Available data:
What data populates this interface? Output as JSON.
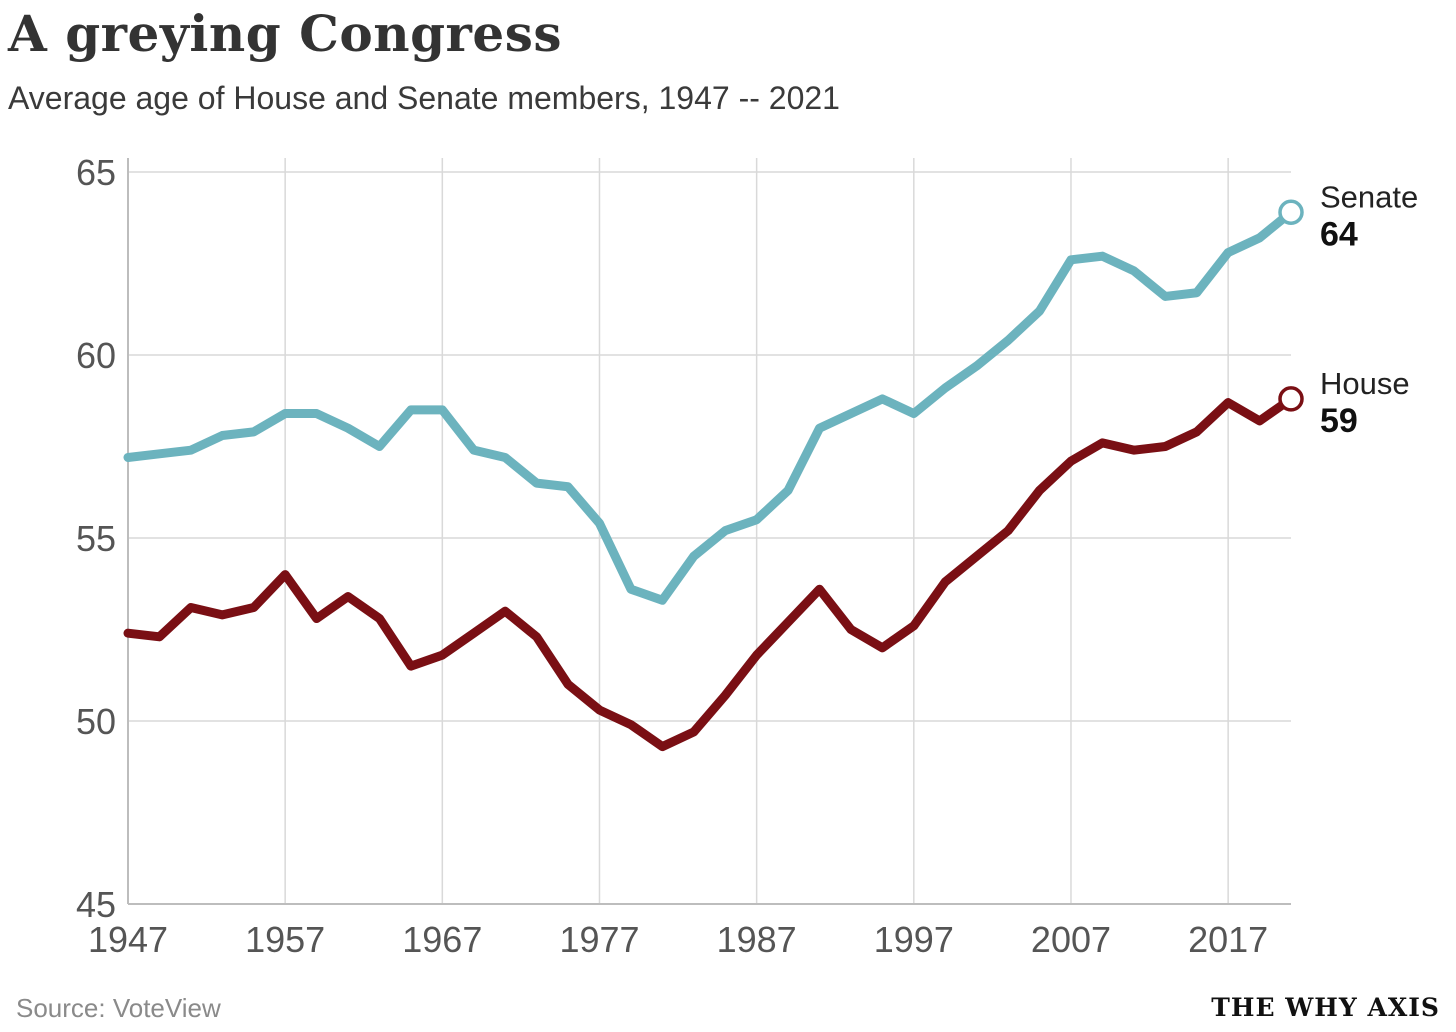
{
  "chart_data": {
    "type": "line",
    "title": "A greying Congress",
    "subtitle": "Average age of House and Senate members, 1947 -- 2021",
    "xlabel": "",
    "ylabel": "",
    "xlim": [
      1947,
      2021
    ],
    "ylim": [
      45,
      65
    ],
    "x_ticks": [
      1947,
      1957,
      1967,
      1977,
      1987,
      1997,
      2007,
      2017
    ],
    "y_ticks": [
      45,
      50,
      55,
      60,
      65
    ],
    "grid": true,
    "x": [
      1947,
      1949,
      1951,
      1953,
      1955,
      1957,
      1959,
      1961,
      1963,
      1965,
      1967,
      1969,
      1971,
      1973,
      1975,
      1977,
      1979,
      1981,
      1983,
      1985,
      1987,
      1989,
      1991,
      1993,
      1995,
      1997,
      1999,
      2001,
      2003,
      2005,
      2007,
      2009,
      2011,
      2013,
      2015,
      2017,
      2019,
      2021
    ],
    "series": [
      {
        "name": "Senate",
        "label_value": "64",
        "color": "#6cb3be",
        "values": [
          57.2,
          57.3,
          57.4,
          57.8,
          57.9,
          58.4,
          58.4,
          58.0,
          57.5,
          58.5,
          58.5,
          57.4,
          57.2,
          56.5,
          56.4,
          55.4,
          53.6,
          53.3,
          54.5,
          55.2,
          55.5,
          56.3,
          58.0,
          58.4,
          58.8,
          58.4,
          59.1,
          59.7,
          60.4,
          61.2,
          62.6,
          62.7,
          62.3,
          61.6,
          61.7,
          62.8,
          63.2,
          63.9
        ]
      },
      {
        "name": "House",
        "label_value": "59",
        "color": "#7a0f14",
        "values": [
          52.4,
          52.3,
          53.1,
          52.9,
          53.1,
          54.0,
          52.8,
          53.4,
          52.8,
          51.5,
          51.8,
          52.4,
          53.0,
          52.3,
          51.0,
          50.3,
          49.9,
          49.3,
          49.7,
          50.7,
          51.8,
          52.7,
          53.6,
          52.5,
          52.0,
          52.6,
          53.8,
          54.5,
          55.2,
          56.3,
          57.1,
          57.6,
          57.4,
          57.5,
          57.9,
          58.7,
          58.2,
          58.8
        ]
      }
    ]
  },
  "footer": {
    "source": "Source: VoteView",
    "brand": "THE WHY AXIS"
  }
}
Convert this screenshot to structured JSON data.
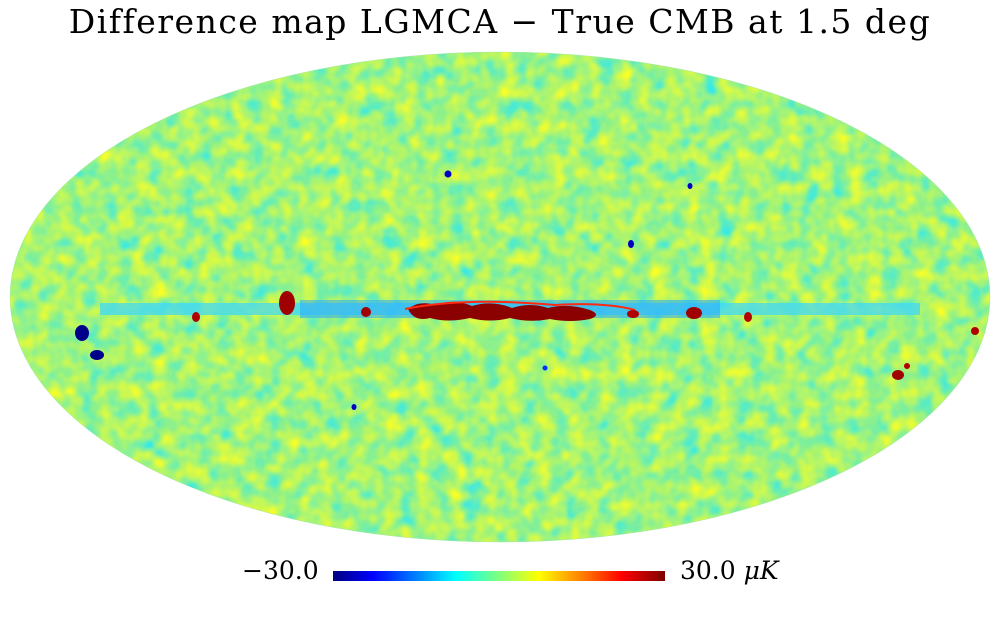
{
  "title": "Difference map LGMCA − True CMB at 1.5 deg",
  "colorbar": {
    "min_label": "−30.0",
    "max_label": "30.0",
    "unit": "μK",
    "min_value": -30.0,
    "max_value": 30.0,
    "colormap": "jet"
  },
  "colors": {
    "background": "#ffffff",
    "map_base": "#8cf08c",
    "galactic_band": "#8b0000",
    "point_source": "#0000a0"
  },
  "icons": {
    "map": "mollweide-sky-map-icon"
  }
}
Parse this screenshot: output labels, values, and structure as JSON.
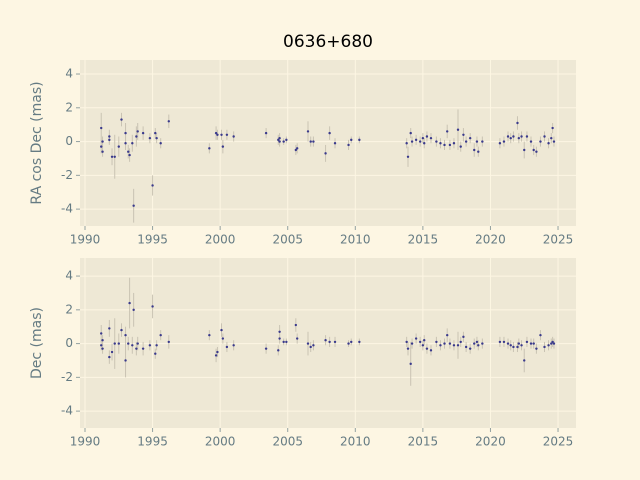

What is needed: In the records above, collect each line with "JSON".

Expected output:
What data populates this interface? Output as JSON.
Convert this screenshot to structured JSON data.
Parse this screenshot: output labels, values, and structure as JSON.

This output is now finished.